• [Job]: Check each line of the listing for the string "years", count the lines that have it, and answer with that number only.

(Dataset excerpt)

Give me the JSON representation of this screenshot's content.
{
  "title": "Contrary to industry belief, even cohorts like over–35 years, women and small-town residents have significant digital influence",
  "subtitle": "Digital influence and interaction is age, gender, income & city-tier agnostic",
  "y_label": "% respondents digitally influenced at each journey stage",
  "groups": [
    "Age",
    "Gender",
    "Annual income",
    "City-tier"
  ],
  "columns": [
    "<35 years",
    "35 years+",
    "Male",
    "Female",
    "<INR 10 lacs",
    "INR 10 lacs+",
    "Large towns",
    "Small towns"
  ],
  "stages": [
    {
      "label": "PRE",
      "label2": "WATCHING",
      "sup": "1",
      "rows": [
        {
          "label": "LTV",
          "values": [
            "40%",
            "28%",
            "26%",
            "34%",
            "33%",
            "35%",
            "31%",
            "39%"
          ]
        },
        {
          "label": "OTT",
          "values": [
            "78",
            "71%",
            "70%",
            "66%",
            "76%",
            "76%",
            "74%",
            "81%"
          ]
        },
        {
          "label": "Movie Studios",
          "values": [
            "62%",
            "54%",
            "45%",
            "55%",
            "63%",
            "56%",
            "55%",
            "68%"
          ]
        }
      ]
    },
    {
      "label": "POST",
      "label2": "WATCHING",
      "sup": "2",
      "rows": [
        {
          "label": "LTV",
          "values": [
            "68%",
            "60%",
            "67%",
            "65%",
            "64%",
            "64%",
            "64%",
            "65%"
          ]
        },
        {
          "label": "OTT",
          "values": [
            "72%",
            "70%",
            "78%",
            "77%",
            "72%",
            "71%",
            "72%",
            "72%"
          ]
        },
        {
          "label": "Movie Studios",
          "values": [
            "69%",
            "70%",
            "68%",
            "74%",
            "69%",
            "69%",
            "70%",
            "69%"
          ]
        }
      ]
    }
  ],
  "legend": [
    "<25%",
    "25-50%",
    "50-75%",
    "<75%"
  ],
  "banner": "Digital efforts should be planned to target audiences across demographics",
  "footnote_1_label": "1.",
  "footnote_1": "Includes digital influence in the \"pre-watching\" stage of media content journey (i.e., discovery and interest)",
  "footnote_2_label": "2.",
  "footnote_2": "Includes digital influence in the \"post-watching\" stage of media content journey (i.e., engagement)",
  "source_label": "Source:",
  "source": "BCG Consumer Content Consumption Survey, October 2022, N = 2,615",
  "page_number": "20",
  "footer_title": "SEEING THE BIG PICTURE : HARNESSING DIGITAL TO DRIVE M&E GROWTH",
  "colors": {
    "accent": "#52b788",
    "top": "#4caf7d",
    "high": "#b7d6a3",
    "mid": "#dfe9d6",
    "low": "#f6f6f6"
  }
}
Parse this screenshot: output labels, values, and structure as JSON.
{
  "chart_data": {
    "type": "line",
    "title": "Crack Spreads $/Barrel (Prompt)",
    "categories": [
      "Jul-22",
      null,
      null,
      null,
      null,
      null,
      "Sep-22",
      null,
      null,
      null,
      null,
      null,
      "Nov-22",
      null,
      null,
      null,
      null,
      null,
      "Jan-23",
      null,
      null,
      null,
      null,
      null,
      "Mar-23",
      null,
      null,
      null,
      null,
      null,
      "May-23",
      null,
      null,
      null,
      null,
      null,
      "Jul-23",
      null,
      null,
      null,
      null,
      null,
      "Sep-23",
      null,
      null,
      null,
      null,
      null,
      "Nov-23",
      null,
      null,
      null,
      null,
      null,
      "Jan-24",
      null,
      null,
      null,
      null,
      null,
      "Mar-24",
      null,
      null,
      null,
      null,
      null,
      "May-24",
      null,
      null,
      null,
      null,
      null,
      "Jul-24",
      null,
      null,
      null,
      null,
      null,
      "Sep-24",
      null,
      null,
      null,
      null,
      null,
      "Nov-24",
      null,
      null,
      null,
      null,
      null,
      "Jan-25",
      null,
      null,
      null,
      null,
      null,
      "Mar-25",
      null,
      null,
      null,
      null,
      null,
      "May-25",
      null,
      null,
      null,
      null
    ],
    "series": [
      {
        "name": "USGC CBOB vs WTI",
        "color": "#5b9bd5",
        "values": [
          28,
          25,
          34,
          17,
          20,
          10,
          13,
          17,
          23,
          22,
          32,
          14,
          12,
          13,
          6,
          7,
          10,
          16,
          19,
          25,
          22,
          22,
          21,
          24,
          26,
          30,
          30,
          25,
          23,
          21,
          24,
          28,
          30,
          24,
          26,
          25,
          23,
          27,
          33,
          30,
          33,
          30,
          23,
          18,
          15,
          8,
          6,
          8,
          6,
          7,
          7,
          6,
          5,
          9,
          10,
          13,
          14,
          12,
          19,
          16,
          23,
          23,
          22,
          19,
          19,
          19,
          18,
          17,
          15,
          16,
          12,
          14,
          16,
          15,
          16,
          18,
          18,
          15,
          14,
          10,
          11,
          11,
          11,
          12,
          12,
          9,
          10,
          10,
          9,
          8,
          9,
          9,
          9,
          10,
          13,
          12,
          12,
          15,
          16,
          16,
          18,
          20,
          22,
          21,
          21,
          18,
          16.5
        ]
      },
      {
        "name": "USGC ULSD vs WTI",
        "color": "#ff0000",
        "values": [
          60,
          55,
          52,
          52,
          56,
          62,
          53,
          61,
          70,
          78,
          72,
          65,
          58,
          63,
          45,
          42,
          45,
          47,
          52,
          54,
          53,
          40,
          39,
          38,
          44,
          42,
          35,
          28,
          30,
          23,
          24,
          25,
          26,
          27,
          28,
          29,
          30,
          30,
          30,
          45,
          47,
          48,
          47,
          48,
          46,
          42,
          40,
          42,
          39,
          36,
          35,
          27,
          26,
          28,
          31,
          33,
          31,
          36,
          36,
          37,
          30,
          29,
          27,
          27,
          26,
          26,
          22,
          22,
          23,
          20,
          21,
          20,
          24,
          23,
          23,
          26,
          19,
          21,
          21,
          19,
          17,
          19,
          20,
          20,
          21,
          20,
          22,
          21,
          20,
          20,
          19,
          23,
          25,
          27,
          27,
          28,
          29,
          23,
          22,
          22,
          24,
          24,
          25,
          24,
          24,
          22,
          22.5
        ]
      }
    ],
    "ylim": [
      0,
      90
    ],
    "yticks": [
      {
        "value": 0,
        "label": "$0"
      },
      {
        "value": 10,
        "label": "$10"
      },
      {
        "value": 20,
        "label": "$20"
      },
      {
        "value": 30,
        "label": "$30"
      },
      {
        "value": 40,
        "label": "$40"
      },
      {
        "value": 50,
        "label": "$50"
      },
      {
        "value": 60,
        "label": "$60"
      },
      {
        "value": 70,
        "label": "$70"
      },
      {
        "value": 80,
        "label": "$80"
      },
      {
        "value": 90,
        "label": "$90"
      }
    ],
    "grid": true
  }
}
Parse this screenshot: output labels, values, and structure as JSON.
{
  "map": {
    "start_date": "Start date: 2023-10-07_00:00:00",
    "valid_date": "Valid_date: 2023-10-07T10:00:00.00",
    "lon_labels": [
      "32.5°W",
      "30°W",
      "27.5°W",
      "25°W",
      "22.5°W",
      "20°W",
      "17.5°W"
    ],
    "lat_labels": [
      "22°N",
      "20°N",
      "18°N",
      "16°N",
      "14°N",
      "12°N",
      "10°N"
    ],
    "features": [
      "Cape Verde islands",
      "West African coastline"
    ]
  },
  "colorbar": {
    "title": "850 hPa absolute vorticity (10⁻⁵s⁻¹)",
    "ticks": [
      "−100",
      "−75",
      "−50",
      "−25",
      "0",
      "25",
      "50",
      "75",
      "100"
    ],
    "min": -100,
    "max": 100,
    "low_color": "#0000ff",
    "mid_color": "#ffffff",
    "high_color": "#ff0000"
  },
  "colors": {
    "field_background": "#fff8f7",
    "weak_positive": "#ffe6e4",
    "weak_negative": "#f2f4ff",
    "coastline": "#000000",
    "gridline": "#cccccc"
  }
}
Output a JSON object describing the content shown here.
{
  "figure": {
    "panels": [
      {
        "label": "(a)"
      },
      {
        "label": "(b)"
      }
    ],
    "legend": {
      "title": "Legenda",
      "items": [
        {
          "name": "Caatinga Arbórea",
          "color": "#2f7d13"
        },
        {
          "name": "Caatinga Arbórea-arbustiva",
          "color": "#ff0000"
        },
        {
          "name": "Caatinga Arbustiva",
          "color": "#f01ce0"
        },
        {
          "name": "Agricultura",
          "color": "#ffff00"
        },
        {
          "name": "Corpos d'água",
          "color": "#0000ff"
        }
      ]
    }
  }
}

• [Finished answer]: 3